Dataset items
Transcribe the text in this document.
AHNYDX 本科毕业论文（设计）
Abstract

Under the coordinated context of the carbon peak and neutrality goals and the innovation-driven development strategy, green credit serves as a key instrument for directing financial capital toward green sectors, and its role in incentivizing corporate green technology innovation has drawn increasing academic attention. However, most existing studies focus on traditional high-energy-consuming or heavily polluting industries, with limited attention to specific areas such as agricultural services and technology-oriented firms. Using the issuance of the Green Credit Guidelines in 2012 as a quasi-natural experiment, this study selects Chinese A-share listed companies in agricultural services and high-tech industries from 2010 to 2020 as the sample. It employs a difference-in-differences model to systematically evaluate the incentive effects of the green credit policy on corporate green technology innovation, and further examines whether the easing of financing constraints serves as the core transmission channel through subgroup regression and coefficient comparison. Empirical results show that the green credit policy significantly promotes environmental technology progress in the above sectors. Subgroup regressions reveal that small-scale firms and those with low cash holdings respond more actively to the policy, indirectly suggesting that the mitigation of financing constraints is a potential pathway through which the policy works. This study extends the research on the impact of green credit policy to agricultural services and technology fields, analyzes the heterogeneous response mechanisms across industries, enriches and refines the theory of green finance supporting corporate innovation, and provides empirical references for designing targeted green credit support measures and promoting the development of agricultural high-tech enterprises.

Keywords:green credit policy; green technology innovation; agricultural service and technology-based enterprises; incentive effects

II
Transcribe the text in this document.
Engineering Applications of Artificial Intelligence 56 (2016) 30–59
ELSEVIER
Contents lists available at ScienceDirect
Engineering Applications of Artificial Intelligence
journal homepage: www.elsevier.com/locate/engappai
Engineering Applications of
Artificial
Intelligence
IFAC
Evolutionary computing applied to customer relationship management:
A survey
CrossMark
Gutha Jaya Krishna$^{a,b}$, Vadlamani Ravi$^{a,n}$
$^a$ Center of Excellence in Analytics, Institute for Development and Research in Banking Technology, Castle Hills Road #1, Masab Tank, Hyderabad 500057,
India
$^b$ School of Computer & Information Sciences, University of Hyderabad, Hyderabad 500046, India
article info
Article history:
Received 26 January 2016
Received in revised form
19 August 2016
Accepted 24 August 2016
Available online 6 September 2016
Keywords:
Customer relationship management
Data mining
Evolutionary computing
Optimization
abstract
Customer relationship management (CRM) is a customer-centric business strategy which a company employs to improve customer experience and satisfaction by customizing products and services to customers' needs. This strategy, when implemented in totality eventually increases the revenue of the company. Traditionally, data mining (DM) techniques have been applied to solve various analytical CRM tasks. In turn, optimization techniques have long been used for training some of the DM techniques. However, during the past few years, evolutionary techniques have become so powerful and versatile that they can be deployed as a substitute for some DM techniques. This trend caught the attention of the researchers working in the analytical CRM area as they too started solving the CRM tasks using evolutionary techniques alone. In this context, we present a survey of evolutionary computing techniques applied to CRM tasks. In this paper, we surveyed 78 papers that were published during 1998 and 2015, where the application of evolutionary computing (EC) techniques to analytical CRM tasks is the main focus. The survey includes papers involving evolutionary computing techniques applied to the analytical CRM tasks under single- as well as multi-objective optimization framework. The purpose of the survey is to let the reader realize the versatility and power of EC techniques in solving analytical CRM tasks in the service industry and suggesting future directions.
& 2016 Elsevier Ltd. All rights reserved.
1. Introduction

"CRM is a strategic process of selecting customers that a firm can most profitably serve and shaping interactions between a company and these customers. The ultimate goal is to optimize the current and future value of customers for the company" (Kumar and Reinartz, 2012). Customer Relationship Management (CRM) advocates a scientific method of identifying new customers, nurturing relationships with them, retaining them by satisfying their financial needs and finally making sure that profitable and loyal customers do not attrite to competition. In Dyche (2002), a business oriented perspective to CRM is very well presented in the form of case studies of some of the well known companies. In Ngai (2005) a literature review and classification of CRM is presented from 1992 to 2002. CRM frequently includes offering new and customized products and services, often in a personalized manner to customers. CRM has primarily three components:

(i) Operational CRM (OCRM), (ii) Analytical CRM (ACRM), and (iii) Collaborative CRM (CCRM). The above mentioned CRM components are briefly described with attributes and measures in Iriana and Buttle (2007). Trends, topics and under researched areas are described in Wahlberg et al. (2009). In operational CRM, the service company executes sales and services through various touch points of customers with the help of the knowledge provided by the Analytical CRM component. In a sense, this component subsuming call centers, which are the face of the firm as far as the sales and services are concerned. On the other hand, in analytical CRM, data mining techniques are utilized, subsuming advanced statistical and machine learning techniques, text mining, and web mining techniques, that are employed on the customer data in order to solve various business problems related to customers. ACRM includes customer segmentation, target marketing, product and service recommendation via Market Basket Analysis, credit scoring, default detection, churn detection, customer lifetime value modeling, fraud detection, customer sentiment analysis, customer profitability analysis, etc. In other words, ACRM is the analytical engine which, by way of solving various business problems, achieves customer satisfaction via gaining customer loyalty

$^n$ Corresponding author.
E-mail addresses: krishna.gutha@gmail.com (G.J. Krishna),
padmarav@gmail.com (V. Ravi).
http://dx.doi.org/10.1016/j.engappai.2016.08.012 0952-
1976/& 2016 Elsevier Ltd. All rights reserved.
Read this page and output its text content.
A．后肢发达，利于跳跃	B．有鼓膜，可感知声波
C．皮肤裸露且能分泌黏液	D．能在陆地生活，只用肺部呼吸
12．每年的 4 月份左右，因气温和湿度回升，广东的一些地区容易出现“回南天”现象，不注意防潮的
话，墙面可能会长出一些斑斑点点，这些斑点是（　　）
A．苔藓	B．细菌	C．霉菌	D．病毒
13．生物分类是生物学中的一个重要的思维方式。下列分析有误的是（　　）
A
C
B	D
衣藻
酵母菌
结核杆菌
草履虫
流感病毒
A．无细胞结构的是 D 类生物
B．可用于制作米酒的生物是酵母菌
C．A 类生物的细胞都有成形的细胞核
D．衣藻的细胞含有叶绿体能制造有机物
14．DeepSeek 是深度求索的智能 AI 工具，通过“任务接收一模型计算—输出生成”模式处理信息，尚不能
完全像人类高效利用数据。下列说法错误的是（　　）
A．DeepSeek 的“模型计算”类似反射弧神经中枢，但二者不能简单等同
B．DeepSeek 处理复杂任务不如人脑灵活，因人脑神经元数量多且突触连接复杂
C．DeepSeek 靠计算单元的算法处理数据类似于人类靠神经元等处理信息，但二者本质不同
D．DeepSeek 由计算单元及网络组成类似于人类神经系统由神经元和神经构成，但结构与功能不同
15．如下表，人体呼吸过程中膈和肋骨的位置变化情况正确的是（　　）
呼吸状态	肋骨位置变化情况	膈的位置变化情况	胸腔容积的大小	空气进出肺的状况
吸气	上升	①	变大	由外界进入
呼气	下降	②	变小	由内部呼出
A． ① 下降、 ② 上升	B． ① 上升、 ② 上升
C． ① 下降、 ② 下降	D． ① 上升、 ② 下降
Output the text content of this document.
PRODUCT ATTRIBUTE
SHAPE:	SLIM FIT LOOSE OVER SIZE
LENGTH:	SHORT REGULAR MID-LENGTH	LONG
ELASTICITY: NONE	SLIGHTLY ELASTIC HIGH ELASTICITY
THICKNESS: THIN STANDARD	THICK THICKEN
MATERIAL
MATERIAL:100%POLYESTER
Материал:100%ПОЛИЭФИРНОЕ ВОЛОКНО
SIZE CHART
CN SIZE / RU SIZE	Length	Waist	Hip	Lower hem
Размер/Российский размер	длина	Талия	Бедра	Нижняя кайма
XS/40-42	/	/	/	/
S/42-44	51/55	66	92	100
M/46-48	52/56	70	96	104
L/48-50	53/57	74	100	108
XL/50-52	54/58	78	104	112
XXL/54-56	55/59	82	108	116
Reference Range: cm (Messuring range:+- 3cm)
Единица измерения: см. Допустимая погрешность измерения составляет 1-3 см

REQUEST: Of all the lines above, how many contain "DeepSeek"? Give the number and nothing more.

WORKED ANSWER: 5